(GOAL A)
According to the mailing list post on compiler standards, what is lacking for a Gentoo package manager?

(PROVIDED PASSAGE)
+ + + + + + +
Brian Harring <[EMAIL PROTECTED]> posted
[EMAIL PROTECTED], excerpted below, on  Tue, 16 May 2006
15:56:38 -0700:

> This whole thing seems a bit dumb; it's not that far off from someone 
> coming along with a non-compliant c compiler, and arguing that they're 
> still compliant, they just dropped the stupid stuff they didn't like.
> 
> They're still incompatible...

Interesting you bring that up.  There are C standards independent of any
individual implementation.  A compiler that doesn't comply with those
standards is noncompliant, by definition.  OTOH, a compiler that doesn't
comply with J Random implementation may or may not be standards compliant,
because J Random implementation doesn't define the standard.

The point argued here is that there isn't such an implementation
independent standard for a Gentoo package manager.  Arguing that the
standard is portage is hardly different than arguing that the standard for
certain network environments is... Well, let's just say there's a certain
anti-trust case going on about it at the moment.  How can one possibly
write to such a "standard"?
+ + + + + + +
Stored data
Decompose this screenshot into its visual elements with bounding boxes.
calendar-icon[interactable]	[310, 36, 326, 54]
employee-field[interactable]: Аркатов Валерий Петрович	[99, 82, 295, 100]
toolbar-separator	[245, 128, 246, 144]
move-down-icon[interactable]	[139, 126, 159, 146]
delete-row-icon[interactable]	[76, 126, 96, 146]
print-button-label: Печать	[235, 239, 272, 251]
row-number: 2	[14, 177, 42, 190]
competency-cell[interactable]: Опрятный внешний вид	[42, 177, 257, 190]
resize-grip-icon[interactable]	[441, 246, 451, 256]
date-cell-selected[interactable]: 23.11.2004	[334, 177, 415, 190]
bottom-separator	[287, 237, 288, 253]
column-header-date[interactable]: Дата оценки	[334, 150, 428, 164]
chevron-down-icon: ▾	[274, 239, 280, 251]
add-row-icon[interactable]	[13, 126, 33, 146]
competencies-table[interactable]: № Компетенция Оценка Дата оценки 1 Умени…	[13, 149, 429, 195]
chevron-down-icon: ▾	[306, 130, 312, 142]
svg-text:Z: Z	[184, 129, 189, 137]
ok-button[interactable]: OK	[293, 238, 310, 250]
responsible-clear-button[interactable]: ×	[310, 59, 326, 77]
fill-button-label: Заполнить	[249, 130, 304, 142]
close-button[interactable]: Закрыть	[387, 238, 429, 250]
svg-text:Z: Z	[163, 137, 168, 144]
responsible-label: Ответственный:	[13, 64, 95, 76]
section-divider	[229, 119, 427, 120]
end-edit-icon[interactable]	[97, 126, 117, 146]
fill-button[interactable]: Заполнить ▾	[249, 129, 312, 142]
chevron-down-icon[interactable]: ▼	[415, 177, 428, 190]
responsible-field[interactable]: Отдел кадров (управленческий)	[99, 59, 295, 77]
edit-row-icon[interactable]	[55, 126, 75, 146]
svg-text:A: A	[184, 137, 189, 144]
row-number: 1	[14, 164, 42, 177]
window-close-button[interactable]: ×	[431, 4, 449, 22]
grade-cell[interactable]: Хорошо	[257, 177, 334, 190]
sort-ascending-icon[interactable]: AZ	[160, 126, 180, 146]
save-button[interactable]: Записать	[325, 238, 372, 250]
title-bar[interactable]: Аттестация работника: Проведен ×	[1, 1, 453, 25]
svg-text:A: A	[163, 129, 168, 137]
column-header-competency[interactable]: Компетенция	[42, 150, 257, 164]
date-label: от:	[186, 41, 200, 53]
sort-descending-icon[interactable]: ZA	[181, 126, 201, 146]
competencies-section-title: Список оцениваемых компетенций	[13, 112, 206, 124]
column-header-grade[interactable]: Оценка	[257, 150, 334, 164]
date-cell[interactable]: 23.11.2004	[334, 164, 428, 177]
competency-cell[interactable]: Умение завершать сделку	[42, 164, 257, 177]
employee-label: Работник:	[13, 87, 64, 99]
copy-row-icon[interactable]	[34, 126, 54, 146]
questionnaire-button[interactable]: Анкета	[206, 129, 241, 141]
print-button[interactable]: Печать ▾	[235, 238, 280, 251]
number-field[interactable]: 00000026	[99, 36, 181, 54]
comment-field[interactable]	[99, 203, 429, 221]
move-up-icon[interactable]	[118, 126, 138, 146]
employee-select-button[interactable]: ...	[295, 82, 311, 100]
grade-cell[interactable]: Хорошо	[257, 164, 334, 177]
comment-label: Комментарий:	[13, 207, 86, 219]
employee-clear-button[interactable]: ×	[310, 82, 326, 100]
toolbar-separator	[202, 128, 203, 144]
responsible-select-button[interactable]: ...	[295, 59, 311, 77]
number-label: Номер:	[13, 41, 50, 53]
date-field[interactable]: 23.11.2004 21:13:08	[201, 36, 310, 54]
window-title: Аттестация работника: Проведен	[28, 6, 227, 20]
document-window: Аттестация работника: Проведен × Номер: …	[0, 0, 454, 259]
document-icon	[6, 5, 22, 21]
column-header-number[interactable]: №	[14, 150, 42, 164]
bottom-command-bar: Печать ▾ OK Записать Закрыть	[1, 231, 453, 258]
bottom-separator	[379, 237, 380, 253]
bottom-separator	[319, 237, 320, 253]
+ + + + + + +
(GOAL B)
Output the records verbatim, from their first line down to and including the line that contains "177, 42, 190]".

(FULL RESPONSE A)
An implementation-independent standard.

(FULL RESPONSE B)
Decompose this screenshot into its visual elements with bounding boxes.
calendar-icon[interactable]	[310, 36, 326, 54]
employee-field[interactable]: Аркатов Валерий Петрович	[99, 82, 295, 100]
toolbar-separator	[245, 128, 246, 144]
move-down-icon[interactable]	[139, 126, 159, 146]
delete-row-icon[interactable]	[76, 126, 96, 146]
print-button-label: Печать	[235, 239, 272, 251]
row-number: 2	[14, 177, 42, 190]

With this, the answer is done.